■ What is being asked ■
Exact repetition is required: output every record in full.

▶

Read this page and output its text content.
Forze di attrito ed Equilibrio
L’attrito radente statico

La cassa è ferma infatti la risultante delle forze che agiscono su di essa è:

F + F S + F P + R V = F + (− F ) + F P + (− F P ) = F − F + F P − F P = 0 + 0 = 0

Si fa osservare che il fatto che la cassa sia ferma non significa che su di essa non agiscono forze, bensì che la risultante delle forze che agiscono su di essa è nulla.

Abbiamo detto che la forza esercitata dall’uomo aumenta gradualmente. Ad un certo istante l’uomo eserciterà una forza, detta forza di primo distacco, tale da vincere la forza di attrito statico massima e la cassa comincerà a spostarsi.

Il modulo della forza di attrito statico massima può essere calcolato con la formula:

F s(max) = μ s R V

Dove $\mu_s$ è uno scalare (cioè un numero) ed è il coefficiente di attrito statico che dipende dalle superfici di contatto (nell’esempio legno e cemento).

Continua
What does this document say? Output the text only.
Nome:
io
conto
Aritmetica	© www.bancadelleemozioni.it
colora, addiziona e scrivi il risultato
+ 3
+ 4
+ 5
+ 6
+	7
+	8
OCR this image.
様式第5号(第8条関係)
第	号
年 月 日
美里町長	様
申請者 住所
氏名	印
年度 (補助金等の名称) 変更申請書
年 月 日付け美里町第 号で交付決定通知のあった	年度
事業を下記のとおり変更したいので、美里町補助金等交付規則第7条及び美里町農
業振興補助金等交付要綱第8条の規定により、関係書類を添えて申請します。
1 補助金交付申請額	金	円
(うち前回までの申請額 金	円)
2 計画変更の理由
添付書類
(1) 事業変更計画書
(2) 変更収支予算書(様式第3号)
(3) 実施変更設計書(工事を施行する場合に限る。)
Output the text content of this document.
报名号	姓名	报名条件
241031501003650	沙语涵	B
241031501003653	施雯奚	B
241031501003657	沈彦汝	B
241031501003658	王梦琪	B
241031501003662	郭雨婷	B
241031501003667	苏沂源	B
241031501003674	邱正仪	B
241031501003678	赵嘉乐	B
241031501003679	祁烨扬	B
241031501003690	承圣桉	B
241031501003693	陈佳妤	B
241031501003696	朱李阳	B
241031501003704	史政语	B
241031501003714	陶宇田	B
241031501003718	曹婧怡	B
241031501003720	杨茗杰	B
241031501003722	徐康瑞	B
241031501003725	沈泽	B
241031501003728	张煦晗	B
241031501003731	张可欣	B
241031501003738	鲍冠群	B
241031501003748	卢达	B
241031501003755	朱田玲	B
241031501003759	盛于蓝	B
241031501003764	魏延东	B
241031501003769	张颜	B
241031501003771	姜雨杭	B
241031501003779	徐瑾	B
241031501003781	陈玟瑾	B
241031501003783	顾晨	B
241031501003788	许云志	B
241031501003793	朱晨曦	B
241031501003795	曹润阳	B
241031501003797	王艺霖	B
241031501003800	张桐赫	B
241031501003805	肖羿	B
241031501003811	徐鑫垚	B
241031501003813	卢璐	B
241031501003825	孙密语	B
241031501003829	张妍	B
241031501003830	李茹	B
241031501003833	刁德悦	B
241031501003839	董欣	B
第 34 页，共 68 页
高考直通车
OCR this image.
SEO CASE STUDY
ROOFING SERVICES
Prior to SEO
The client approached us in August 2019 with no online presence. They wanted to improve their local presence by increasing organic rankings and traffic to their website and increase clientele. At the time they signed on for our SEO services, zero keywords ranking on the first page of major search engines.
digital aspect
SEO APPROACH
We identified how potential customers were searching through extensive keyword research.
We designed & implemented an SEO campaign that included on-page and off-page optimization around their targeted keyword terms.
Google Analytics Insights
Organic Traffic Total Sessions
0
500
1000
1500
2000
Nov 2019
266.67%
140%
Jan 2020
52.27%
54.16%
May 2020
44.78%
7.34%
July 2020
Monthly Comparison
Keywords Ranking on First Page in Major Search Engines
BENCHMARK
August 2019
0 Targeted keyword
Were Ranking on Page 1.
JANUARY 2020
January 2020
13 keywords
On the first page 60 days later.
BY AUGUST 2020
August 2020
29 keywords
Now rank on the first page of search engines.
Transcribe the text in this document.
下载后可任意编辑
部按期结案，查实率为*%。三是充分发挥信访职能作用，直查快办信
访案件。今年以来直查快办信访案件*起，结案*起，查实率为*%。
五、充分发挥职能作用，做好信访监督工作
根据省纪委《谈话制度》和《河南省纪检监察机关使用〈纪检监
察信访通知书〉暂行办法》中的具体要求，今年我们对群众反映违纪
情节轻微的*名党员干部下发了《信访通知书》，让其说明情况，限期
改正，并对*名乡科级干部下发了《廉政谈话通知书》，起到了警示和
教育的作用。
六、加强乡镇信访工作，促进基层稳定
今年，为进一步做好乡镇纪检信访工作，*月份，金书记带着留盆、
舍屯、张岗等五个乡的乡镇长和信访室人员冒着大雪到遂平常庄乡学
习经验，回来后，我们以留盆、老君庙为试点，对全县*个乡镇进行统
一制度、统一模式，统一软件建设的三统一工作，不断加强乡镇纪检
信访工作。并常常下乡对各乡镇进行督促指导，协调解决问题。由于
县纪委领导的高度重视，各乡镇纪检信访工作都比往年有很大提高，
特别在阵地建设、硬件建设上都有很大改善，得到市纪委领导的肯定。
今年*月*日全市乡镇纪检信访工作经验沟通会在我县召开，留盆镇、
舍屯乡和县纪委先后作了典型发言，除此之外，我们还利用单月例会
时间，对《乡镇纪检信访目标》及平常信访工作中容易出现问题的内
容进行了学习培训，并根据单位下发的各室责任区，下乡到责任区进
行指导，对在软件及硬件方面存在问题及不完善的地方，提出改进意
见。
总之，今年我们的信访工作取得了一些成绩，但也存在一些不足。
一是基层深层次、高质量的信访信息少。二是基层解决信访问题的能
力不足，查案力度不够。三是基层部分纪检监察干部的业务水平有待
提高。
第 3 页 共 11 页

◀

■ Worked answer ■
Read this page and output its text content.
Forze di attrito ed Equilibrio
L’attrito radente statico

La cassa è ferma infatti la risultante delle forze che agiscono su di essa è:

F + F S + F P + R V = F + (− F ) + F P + (− F P ) = F − F + F P − F P = 0 + 0 = 0

Si fa osservare che il fatto che la cassa sia ferma non significa che su di essa non agiscono forze, bensì che la risultante delle forze che agiscono su di essa è nulla.

Abbiamo detto che la forza esercitata dall’uomo aumenta gradualmente. Ad un certo istante l’uomo eserciterà una forza, detta forza di primo distacco, tale da vincere la forza di attrito statico massima e la cassa comincerà a spostarsi.

Il modulo della forza di attrito statico massima può essere calcolato con la formula:

F s(max) = μ s R V

Dove $\mu_s$ è uno scalare (cioè un numero) ed è il coefficiente di attrito statico che dipende dalle superfici di contatto (nell’esempio legno e cemento).

Continua
What does this document say? Output the text only.
Nome:
io
conto
Aritmetica	© www.bancadelleemozioni.it
colora, addiziona e scrivi il risultato
+ 3
+ 4
+ 5
+ 6
+	7
+	8
OCR this image.
様式第5号(第8条関係)
第	号
年 月 日
美里町長	様
申請者 住所
氏名	印
年度 (補助金等の名称) 変更申請書
年 月 日付け美里町第 号で交付決定通知のあった	年度
事業を下記のとおり変更したいので、美里町補助金等交付規則第7条及び美里町農
業振興補助金等交付要綱第8条の規定により、関係書類を添えて申請します。
1 補助金交付申請額	金	円
(うち前回までの申請額 金	円)
2 計画変更の理由
添付書類
(1) 事業変更計画書
(2) 変更収支予算書(様式第3号)
(3) 実施変更設計書(工事を施行する場合に限る。)
Output the text content of this document.
报名号	姓名	报名条件
241031501003650	沙语涵	B
241031501003653	施雯奚	B
241031501003657	沈彦汝	B
241031501003658	王梦琪	B
241031501003662	郭雨婷	B
241031501003667	苏沂源	B
241031501003674	邱正仪	B
241031501003678	赵嘉乐	B
241031501003679	祁烨扬	B
241031501003690	承圣桉	B
241031501003693	陈佳妤	B
241031501003696	朱李阳	B
241031501003704	史政语	B
241031501003714	陶宇田	B
241031501003718	曹婧怡	B
241031501003720	杨茗杰	B
241031501003722	徐康瑞	B
241031501003725	沈泽	B
241031501003728	张煦晗	B
241031501003731	张可欣	B
241031501003738	鲍冠群	B
241031501003748	卢达	B
241031501003755	朱田玲	B
241031501003759	盛于蓝	B
241031501003764	魏延东	B
241031501003769	张颜	B
241031501003771	姜雨杭	B
241031501003779	徐瑾	B
241031501003781	陈玟瑾	B
241031501003783	顾晨	B
241031501003788	许云志	B
241031501003793	朱晨曦	B
241031501003795	曹润阳	B
241031501003797	王艺霖	B
241031501003800	张桐赫	B
241031501003805	肖羿	B
241031501003811	徐鑫垚	B
241031501003813	卢璐	B
241031501003825	孙密语	B
241031501003829	张妍	B
241031501003830	李茹	B
241031501003833	刁德悦	B
241031501003839	董欣	B
第 34 页，共 68 页
高考直通车
OCR this image.
SEO CASE STUDY
ROOFING SERVICES
Prior to SEO
The client approached us in August 2019 with no online presence. They wanted to improve their local presence by increasing organic rankings and traffic to their website and increase clientele. At the time they signed on for our SEO services, zero keywords ranking on the first page of major search engines.
digital aspect
SEO APPROACH
We identified how potential customers were searching through extensive keyword research.
We designed & implemented an SEO campaign that included on-page and off-page optimization around their targeted keyword terms.
Google Analytics Insights
Organic Traffic Total Sessions
0
500
1000
1500
2000
Nov 2019
266.67%
140%
Jan 2020
52.27%
54.16%
May 2020
44.78%
7.34%
July 2020
Monthly Comparison
Keywords Ranking on First Page in Major Search Engines
BENCHMARK
August 2019
0 Targeted keyword
Were Ranking on Page 1.
JANUARY 2020
January 2020
13 keywords
On the first page 60 days later.
BY AUGUST 2020
August 2020
29 keywords
Now rank on the first page of search engines.
Transcribe the text in this document.
下载后可任意编辑
部按期结案，查实率为*%。三是充分发挥信访职能作用，直查快办信
访案件。今年以来直查快办信访案件*起，结案*起，查实率为*%。
五、充分发挥职能作用，做好信访监督工作
根据省纪委《谈话制度》和《河南省纪检监察机关使用〈纪检监
察信访通知书〉暂行办法》中的具体要求，今年我们对群众反映违纪
情节轻微的*名党员干部下发了《信访通知书》，让其说明情况，限期
改正，并对*名乡科级干部下发了《廉政谈话通知书》，起到了警示和
教育的作用。
六、加强乡镇信访工作，促进基层稳定
今年，为进一步做好乡镇纪检信访工作，*月份，金书记带着留盆、
舍屯、张岗等五个乡的乡镇长和信访室人员冒着大雪到遂平常庄乡学
习经验，回来后，我们以留盆、老君庙为试点，对全县*个乡镇进行统
一制度、统一模式，统一软件建设的三统一工作，不断加强乡镇纪检
信访工作。并常常下乡对各乡镇进行督促指导，协调解决问题。由于
县纪委领导的高度重视，各乡镇纪检信访工作都比往年有很大提高，
特别在阵地建设、硬件建设上都有很大改善，得到市纪委领导的肯定。
今年*月*日全市乡镇纪检信访工作经验沟通会在我县召开，留盆镇、
舍屯乡和县纪委先后作了典型发言，除此之外，我们还利用单月例会
时间，对《乡镇纪检信访目标》及平常信访工作中容易出现问题的内
容进行了学习培训，并根据单位下发的各室责任区，下乡到责任区进
行指导，对在软件及硬件方面存在问题及不完善的地方，提出改进意
见。
总之，今年我们的信访工作取得了一些成绩，但也存在一些不足。
一是基层深层次、高质量的信访信息少。二是基层解决信访问题的能
力不足，查案力度不够。三是基层部分纪检监察干部的业务水平有待
提高。
第 3 页 共 11 页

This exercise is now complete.